**Short task:** Please write out the material below exactly as given.

[Chart and figure data]
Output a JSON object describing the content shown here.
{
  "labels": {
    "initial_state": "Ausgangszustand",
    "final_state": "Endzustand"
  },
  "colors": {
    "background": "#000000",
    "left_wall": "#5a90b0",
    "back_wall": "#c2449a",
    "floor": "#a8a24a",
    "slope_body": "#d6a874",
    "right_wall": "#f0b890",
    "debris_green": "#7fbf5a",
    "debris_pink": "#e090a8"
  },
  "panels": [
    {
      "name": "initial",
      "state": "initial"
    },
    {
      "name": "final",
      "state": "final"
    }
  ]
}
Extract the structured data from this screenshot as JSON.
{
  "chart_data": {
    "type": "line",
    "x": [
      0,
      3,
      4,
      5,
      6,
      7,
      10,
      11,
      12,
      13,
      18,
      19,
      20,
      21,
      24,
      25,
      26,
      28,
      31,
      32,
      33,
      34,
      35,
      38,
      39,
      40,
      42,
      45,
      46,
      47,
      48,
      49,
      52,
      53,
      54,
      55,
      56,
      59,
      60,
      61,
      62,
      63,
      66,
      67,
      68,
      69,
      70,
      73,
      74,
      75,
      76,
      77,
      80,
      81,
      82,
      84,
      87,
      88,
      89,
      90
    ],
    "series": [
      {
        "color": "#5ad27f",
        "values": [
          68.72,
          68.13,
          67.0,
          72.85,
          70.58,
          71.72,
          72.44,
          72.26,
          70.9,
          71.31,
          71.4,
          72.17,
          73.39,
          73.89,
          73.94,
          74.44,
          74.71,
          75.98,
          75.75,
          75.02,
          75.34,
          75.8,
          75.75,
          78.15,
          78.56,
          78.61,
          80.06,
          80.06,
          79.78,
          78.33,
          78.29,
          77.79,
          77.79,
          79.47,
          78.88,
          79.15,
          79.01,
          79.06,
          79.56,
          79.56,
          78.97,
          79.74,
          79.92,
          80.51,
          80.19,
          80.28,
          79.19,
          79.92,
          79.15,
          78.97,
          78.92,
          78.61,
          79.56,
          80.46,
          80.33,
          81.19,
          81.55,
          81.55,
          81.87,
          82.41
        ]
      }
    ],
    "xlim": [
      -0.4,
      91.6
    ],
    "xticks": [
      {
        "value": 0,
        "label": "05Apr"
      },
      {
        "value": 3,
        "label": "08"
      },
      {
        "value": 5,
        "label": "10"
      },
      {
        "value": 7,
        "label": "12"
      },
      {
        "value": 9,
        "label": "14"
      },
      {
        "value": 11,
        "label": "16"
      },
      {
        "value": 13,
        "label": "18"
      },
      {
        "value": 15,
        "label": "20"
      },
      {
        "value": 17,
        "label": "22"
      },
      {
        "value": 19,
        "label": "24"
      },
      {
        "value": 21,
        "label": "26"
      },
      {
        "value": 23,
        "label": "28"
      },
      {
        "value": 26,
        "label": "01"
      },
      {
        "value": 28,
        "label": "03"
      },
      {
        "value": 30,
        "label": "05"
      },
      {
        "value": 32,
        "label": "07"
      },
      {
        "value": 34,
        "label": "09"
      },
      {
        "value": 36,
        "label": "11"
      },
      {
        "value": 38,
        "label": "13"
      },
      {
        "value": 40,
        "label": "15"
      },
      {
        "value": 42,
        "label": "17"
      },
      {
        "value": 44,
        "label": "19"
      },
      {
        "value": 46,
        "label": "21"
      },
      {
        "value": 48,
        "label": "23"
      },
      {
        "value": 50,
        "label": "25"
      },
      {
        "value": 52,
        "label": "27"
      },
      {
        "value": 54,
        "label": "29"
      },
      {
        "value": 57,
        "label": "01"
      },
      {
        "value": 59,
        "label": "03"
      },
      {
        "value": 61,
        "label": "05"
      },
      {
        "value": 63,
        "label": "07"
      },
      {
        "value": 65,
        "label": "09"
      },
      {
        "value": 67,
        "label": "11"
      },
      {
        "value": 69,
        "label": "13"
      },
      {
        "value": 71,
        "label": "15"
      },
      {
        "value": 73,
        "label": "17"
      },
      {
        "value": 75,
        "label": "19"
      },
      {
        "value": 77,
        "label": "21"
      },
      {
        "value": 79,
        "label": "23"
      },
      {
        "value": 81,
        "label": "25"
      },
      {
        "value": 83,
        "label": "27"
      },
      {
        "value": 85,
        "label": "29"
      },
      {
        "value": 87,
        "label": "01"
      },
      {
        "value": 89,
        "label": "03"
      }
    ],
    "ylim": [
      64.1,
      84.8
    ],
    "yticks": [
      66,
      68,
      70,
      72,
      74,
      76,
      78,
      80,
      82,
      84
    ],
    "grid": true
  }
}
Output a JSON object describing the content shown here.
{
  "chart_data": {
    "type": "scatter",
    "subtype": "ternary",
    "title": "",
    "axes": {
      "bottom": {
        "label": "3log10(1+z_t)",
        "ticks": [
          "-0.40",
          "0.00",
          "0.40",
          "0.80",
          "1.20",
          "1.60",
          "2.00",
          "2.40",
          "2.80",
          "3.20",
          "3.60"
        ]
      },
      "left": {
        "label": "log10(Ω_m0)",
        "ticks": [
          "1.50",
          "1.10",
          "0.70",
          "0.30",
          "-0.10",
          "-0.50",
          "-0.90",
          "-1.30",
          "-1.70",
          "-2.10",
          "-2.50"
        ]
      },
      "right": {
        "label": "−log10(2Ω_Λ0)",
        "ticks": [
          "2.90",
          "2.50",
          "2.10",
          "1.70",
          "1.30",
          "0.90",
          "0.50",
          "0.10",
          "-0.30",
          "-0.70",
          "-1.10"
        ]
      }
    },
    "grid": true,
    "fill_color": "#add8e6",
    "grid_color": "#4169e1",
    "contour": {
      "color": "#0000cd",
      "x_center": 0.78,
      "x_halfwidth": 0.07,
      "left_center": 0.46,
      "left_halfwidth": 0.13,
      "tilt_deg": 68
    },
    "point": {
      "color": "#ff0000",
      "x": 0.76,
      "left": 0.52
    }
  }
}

**Written answer:**
Output a JSON object describing the content shown here.
{
  "labels": {
    "initial_state": "Ausgangszustand",
    "final_state": "Endzustand"
  },
  "colors": {
    "background": "#000000",
    "left_wall": "#5a90b0",
    "back_wall": "#c2449a",
    "floor": "#a8a24a",
    "slope_body": "#d6a874",
    "right_wall": "#f0b890",
    "debris_green": "#7fbf5a",
    "debris_pink": "#e090a8"
  },
  "panels": [
    {
      "name": "initial",
      "state": "initial"
    },
    {
      "name": "final",
      "state": "final"
    }
  ]
}
Extract the structured data from this screenshot as JSON.
{
  "chart_data": {
    "type": "line",
    "x": [
      0,
      3,
      4,
      5,
      6,
      7,
      10,
      11,
      12,
      13,
      18,
      19,
      20,
      21,
      24,
      25,
      26,
      28,
      31,
      32,
      33,
      34,
      35,
      38,
      39,
      40,
      42,
      45,
      46,
      47,
      48,
      49,
      52,
      53,
      54,
      55,
      56,
      59,
      60,
      61,
      62,
      63,
      66,
      67,
      68,
      69,
      70,
      73,
      74,
      75,
      76,
      77,
      80,
      81,
      82,
      84,
      87,
      88,
      89,
      90
    ],
    "series": [
      {
        "color": "#5ad27f",
        "values": [
          68.72,
          68.13,
          67.0,
          72.85,
          70.58,
          71.72,
          72.44,
          72.26,
          70.9,
          71.31,
          71.4,
          72.17,
          73.39,
          73.89,
          73.94,
          74.44,
          74.71,
          75.98,
          75.75,
          75.02,
          75.34,
          75.8,
          75.75,
          78.15,
          78.56,
          78.61,
          80.06,
          80.06,
          79.78,
          78.33,
          78.29,
          77.79,
          77.79,
          79.47,
          78.88,
          79.15,
          79.01,
          79.06,
          79.56,
          79.56,
          78.97,
          79.74,
          79.92,
          80.51,
          80.19,
          80.28,
          79.19,
          79.92,
          79.15,
          78.97,
          78.92,
          78.61,
          79.56,
          80.46,
          80.33,
          81.19,
          81.55,
          81.55,
          81.87,
          82.41
        ]
      }
    ],
    "xlim": [
      -0.4,
      91.6
    ],
    "xticks": [
      {
        "value": 0,
        "label": "05Apr"
      },
      {
        "value": 3,
        "label": "08"
      },
      {
        "value": 5,
        "label": "10"
      },
      {
        "value": 7,
        "label": "12"
      },
      {
        "value": 9,
        "label": "14"
      },
      {
        "value": 11,
        "label": "16"
      },
      {
        "value": 13,
        "label": "18"
      },
      {
        "value": 15,
        "label": "20"
      },
      {
        "value": 17,
        "label": "22"
      },
      {
        "value": 19,
        "label": "24"
      },
      {
        "value": 21,
        "label": "26"
      },
      {
        "value": 23,
        "label": "28"
      },
      {
        "value": 26,
        "label": "01"
      },
      {
        "value": 28,
        "label": "03"
      },
      {
        "value": 30,
        "label": "05"
      },
      {
        "value": 32,
        "label": "07"
      },
      {
        "value": 34,
        "label": "09"
      },
      {
        "value": 36,
        "label": "11"
      },
      {
        "value": 38,
        "label": "13"
      },
      {
        "value": 40,
        "label": "15"
      },
      {
        "value": 42,
        "label": "17"
      },
      {
        "value": 44,
        "label": "19"
      },
      {
        "value": 46,
        "label": "21"
      },
      {
        "value": 48,
        "label": "23"
      },
      {
        "value": 50,
        "label": "25"
      },
      {
        "value": 52,
        "label": "27"
      },
      {
        "value": 54,
        "label": "29"
      },
      {
        "value": 57,
        "label": "01"
      },
      {
        "value": 59,
        "label": "03"
      },
      {
        "value": 61,
        "label": "05"
      },
      {
        "value": 63,
        "label": "07"
      },
      {
        "value": 65,
        "label": "09"
      },
      {
        "value": 67,
        "label": "11"
      },
      {
        "value": 69,
        "label": "13"
      },
      {
        "value": 71,
        "label": "15"
      },
      {
        "value": 73,
        "label": "17"
      },
      {
        "value": 75,
        "label": "19"
      },
      {
        "value": 77,
        "label": "21"
      },
      {
        "value": 79,
        "label": "23"
      },
      {
        "value": 81,
        "label": "25"
      },
      {
        "value": 83,
        "label": "27"
      },
      {
        "value": 85,
        "label": "29"
      },
      {
        "value": 87,
        "label": "01"
      },
      {
        "value": 89,
        "label": "03"
      }
    ],
    "ylim": [
      64.1,
      84.8
    ],
    "yticks": [
      66,
      68,
      70,
      72,
      74,
      76,
      78,
      80,
      82,
      84
    ],
    "grid": true
  }
}
Output a JSON object describing the content shown here.
{
  "chart_data": {
    "type": "scatter",
    "subtype": "ternary",
    "title": "",
    "axes": {
      "bottom": {
        "label": "3log10(1+z_t)",
        "ticks": [
          "-0.40",
          "0.00",
          "0.40",
          "0.80",
          "1.20",
          "1.60",
          "2.00",
          "2.40",
          "2.80",
          "3.20",
          "3.60"
        ]
      },
      "left": {
        "label": "log10(Ω_m0)",
        "ticks": [
          "1.50",
          "1.10",
          "0.70",
          "0.30",
          "-0.10",
          "-0.50",
          "-0.90",
          "-1.30",
          "-1.70",
          "-2.10",
          "-2.50"
        ]
      },
      "right": {
        "label": "−log10(2Ω_Λ0)",
        "ticks": [
          "2.90",
          "2.50",
          "2.10",
          "1.70",
          "1.30",
          "0.90",
          "0.50",
          "0.10",
          "-0.30",
          "-0.70",
          "-1.10"
        ]
      }
    },
    "grid": true,
    "fill_color": "#add8e6",
    "grid_color": "#4169e1",
    "contour": {
      "color": "#0000cd",
      "x_center": 0.78,
      "x_halfwidth": 0.07,
      "left_center": 0.46,
      "left_halfwidth": 0.13,
      "tilt_deg": 68
    },
    "point": {
      "color": "#ff0000",
      "x": 0.76,
      "left": 0.52
    }
  }
}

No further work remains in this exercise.